Rows from a dataset
[START]

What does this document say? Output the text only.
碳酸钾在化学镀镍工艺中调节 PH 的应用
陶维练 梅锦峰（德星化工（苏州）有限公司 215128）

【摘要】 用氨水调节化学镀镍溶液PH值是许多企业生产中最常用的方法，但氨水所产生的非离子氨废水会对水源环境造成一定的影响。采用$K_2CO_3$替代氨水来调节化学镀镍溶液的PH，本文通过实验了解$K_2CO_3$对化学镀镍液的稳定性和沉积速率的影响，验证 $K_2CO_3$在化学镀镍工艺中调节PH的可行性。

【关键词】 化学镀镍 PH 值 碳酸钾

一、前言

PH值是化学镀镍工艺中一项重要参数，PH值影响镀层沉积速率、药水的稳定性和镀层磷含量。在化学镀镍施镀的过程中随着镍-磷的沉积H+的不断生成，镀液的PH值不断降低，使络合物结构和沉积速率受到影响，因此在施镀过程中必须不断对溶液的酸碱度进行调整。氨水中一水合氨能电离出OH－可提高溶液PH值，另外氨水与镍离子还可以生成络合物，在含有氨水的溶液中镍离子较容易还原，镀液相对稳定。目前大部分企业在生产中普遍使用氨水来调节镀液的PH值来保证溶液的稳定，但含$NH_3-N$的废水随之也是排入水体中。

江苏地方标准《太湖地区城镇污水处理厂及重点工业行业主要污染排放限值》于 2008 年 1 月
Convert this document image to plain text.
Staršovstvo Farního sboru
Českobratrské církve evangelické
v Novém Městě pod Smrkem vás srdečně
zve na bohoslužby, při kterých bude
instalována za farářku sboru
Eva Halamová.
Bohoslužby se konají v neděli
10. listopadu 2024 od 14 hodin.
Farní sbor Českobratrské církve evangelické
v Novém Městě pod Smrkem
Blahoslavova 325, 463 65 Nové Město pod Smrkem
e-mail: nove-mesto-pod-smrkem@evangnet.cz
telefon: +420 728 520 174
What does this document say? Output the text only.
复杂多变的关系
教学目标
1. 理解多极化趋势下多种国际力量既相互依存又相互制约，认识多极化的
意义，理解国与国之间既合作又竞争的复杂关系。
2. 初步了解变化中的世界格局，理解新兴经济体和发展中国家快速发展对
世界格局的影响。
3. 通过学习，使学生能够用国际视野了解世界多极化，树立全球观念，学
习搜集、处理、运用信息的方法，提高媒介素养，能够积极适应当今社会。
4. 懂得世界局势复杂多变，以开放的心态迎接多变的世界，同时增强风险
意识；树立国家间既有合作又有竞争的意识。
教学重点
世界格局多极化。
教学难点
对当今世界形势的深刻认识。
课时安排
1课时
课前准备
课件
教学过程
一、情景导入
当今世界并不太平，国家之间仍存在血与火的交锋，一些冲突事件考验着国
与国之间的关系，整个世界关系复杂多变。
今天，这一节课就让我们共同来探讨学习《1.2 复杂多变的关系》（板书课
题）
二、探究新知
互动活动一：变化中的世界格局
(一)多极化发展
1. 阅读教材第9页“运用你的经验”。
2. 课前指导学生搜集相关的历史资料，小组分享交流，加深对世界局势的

[END]

Your instructions ▸ Extract the full listing above without alteration.

Solution ▸
What does this document say? Output the text only.
碳酸钾在化学镀镍工艺中调节 PH 的应用
陶维练 梅锦峰（德星化工（苏州）有限公司 215128）

【摘要】 用氨水调节化学镀镍溶液PH值是许多企业生产中最常用的方法，但氨水所产生的非离子氨废水会对水源环境造成一定的影响。采用$K_2CO_3$替代氨水来调节化学镀镍溶液的PH，本文通过实验了解$K_2CO_3$对化学镀镍液的稳定性和沉积速率的影响，验证 $K_2CO_3$在化学镀镍工艺中调节PH的可行性。

【关键词】 化学镀镍 PH 值 碳酸钾

一、前言

PH值是化学镀镍工艺中一项重要参数，PH值影响镀层沉积速率、药水的稳定性和镀层磷含量。在化学镀镍施镀的过程中随着镍-磷的沉积H+的不断生成，镀液的PH值不断降低，使络合物结构和沉积速率受到影响，因此在施镀过程中必须不断对溶液的酸碱度进行调整。氨水中一水合氨能电离出OH－可提高溶液PH值，另外氨水与镍离子还可以生成络合物，在含有氨水的溶液中镍离子较容易还原，镀液相对稳定。目前大部分企业在生产中普遍使用氨水来调节镀液的PH值来保证溶液的稳定，但含$NH_3-N$的废水随之也是排入水体中。

江苏地方标准《太湖地区城镇污水处理厂及重点工业行业主要污染排放限值》于 2008 年 1 月
Convert this document image to plain text.
Staršovstvo Farního sboru
Českobratrské církve evangelické
v Novém Městě pod Smrkem vás srdečně
zve na bohoslužby, při kterých bude
instalována za farářku sboru
Eva Halamová.
Bohoslužby se konají v neděli
10. listopadu 2024 od 14 hodin.
Farní sbor Českobratrské církve evangelické
v Novém Městě pod Smrkem
Blahoslavova 325, 463 65 Nové Město pod Smrkem
e-mail: nove-mesto-pod-smrkem@evangnet.cz
telefon: +420 728 520 174
What does this document say? Output the text only.
复杂多变的关系
教学目标
1. 理解多极化趋势下多种国际力量既相互依存又相互制约，认识多极化的
意义，理解国与国之间既合作又竞争的复杂关系。
2. 初步了解变化中的世界格局，理解新兴经济体和发展中国家快速发展对
世界格局的影响。
3. 通过学习，使学生能够用国际视野了解世界多极化，树立全球观念，学
习搜集、处理、运用信息的方法，提高媒介素养，能够积极适应当今社会。
4. 懂得世界局势复杂多变，以开放的心态迎接多变的世界，同时增强风险
意识；树立国家间既有合作又有竞争的意识。
教学重点
世界格局多极化。
教学难点
对当今世界形势的深刻认识。
课时安排
1课时
课前准备
课件
教学过程
一、情景导入
当今世界并不太平，国家之间仍存在血与火的交锋，一些冲突事件考验着国
与国之间的关系，整个世界关系复杂多变。
今天，这一节课就让我们共同来探讨学习《1.2 复杂多变的关系》（板书课
题）
二、探究新知
互动活动一：变化中的世界格局
(一)多极化发展
1. 阅读教材第9页“运用你的经验”。
2. 课前指导学生搜集相关的历史资料，小组分享交流，加深对世界局势的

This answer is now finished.